Requirement a:
According to the email text, what is the right move in the spec until there is more data?

*** Page text

Anyway, I don't really understand what we're arguing here. It's not 
generally controversial that we should take care in adding new features. 
For this one, we have one browser that implements something somewhat like 
what the spec now has, and that's it. We have a concern (that some 
browsers will avoid the feature entirely if the UA shows the items in 
addition to the default items), but we don't have much data to support 
this, and we have no data exploring whether any of the various mitigating 
ideas (submenu, only including critical UA items, shift key to show the 
original menu, never showing the original menu) satisfy authors or users 
sufficiently to avoid having to add more syntax.

Until we have more data, not doing anything in the spec is the right move.

-- 
Ian Hickson   U+1047E)\._.,--,'``.fL
http://ln.hixie.ch/   U+263A/,   _.. \   _\  ;`._ ,.
Things that are impossible just take longer.   `._.-(,_..'--(,_..'`-.;.'


Re: [whatwg] menu and friends

2012-12-31 Thread Jonas Sicking
On Fri, Dec 28, 2012 at 11:07 PM, Ian Hickson i...@hixie.ch wrote:
 On Fri, 28 Dec 2012, Jonas Sicking wrote:

 I don't think it's a good solution to leave it undefined if
 all/none/some of the UA menuitems are displayed by default. While it on
 an API level won't break anything, authors consider as breaking a lot
 more things than APIs not behaving as expected.

 I'm happy to give guidance that happens to match what the browser vendors
 want to do anyway, but I don't think it makes sense to make a page-
 undetectable UI detail like this a conformance requirement.

I agree that defining exact UI is a bad idea. However I think we
should define the semantic meaning of the context menu. If the
semantics are that the context menu provided by the page is intended
to be additional context actions, or alternative context actions.

 So are you proposing that the default should be that no UA menu
 options are displayed. I.e. the default being as if nodefault was set?

 As a user, I would hate that. But if you as a browser vendor are telling
 me as a spec writer that this is what would be needed to convince authors
 to not use divs for context menus, then yes.

What I was saying as a browser vendor is that I don't think that
authors are going to use this feature unless it provide the ability to
replace the existing context menu. Or at least almost entirely replace
it.

You are the one that is requesting that we only have a single mode.

If we are to fulfill both these requirements then yes, we end up with
something that both you and I would hate in many cases.

The alternative that I have proposed, but that you so far have
rejected, is the ability for the author to select mode, i.e. select if
he/she wants to replace or add to the existing menu.

What the default mode should be I care less about. But I would note
that using as default whatever we think is the more user friendly
option is likely a good idea.

 As a user, what I would like to be the behaviour, without the ability for
 the author to override it, is for the context menu to have the author's
 context menu items plus the context-sensitive items that cannot be
 accessed via the regular menus (e.g. Inspect Element, View Image, Copy
 Link Location, that kind of thing).

******
*** Data excerpts

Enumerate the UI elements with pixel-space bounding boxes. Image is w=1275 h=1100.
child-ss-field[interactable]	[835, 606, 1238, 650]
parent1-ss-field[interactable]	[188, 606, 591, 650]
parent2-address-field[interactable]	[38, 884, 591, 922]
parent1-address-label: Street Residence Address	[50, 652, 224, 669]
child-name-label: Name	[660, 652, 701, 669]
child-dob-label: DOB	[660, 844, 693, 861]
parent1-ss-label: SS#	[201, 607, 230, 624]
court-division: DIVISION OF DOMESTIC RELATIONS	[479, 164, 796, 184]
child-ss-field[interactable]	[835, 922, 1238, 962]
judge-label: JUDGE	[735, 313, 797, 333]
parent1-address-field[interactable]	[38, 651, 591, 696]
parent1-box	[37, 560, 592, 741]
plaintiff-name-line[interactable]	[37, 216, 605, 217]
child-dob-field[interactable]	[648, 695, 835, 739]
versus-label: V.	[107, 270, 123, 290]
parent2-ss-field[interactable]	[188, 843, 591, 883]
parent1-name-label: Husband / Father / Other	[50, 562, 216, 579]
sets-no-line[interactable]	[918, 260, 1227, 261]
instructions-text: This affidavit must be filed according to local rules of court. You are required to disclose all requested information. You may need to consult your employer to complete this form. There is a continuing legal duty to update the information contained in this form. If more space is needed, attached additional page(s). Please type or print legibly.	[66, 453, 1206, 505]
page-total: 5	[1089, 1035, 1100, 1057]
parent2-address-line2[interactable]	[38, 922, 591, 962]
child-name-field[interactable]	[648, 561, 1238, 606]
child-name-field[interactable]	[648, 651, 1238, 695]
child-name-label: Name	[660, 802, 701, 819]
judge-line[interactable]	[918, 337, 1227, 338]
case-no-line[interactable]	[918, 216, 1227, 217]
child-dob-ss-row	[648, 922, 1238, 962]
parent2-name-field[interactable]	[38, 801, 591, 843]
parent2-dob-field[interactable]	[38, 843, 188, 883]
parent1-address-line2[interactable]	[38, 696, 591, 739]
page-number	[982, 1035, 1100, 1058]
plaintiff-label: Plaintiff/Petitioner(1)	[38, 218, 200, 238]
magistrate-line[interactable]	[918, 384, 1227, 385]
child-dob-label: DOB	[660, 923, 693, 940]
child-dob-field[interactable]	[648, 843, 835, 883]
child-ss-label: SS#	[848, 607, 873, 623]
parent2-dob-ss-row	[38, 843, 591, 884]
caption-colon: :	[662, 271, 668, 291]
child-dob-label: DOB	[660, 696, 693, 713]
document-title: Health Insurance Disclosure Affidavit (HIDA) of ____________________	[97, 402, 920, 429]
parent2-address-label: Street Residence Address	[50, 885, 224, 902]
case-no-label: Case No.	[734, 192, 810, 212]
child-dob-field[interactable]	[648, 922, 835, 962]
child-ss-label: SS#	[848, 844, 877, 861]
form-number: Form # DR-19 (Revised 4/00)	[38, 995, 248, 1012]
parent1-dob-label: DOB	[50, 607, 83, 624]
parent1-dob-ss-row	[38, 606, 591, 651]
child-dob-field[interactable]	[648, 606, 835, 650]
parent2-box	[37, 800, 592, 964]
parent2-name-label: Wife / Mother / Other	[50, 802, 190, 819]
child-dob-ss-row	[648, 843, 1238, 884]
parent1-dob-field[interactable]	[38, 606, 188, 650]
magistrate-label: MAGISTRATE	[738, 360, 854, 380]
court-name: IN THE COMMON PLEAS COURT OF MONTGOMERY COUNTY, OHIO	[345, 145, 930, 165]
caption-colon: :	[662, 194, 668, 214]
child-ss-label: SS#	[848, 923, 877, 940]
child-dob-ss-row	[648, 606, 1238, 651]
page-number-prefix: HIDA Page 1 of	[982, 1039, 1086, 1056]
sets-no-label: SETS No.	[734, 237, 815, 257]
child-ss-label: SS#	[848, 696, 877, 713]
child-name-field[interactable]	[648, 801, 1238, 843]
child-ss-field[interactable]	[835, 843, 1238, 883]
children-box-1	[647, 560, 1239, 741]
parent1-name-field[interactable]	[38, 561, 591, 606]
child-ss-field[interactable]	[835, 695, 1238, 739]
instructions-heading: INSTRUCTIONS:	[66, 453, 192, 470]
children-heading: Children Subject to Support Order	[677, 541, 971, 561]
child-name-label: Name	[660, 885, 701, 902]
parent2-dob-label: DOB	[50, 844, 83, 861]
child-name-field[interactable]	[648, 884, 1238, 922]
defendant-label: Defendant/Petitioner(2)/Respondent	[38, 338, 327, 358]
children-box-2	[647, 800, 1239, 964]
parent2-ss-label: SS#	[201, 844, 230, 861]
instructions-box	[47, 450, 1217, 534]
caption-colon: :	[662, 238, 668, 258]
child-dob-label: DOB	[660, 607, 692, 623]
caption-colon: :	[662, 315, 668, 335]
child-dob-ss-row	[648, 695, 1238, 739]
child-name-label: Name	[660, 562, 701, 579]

******

Requirement b:
Print the listing from its first line up to and including the line that contains "843, 591, 883]".

Worked answer a:
Not doing anything in the spec.

Worked answer b:
Enumerate the UI elements with pixel-space bounding boxes. Image is w=1275 h=1100.
child-ss-field[interactable]	[835, 606, 1238, 650]
parent1-ss-field[interactable]	[188, 606, 591, 650]
parent2-address-field[interactable]	[38, 884, 591, 922]
parent1-address-label: Street Residence Address	[50, 652, 224, 669]
child-name-label: Name	[660, 652, 701, 669]
child-dob-label: DOB	[660, 844, 693, 861]
parent1-ss-label: SS#	[201, 607, 230, 624]
court-division: DIVISION OF DOMESTIC RELATIONS	[479, 164, 796, 184]
child-ss-field[interactable]	[835, 922, 1238, 962]
judge-label: JUDGE	[735, 313, 797, 333]
parent1-address-field[interactable]	[38, 651, 591, 696]
parent1-box	[37, 560, 592, 741]
plaintiff-name-line[interactable]	[37, 216, 605, 217]
child-dob-field[interactable]	[648, 695, 835, 739]
versus-label: V.	[107, 270, 123, 290]
parent2-ss-field[interactable]	[188, 843, 591, 883]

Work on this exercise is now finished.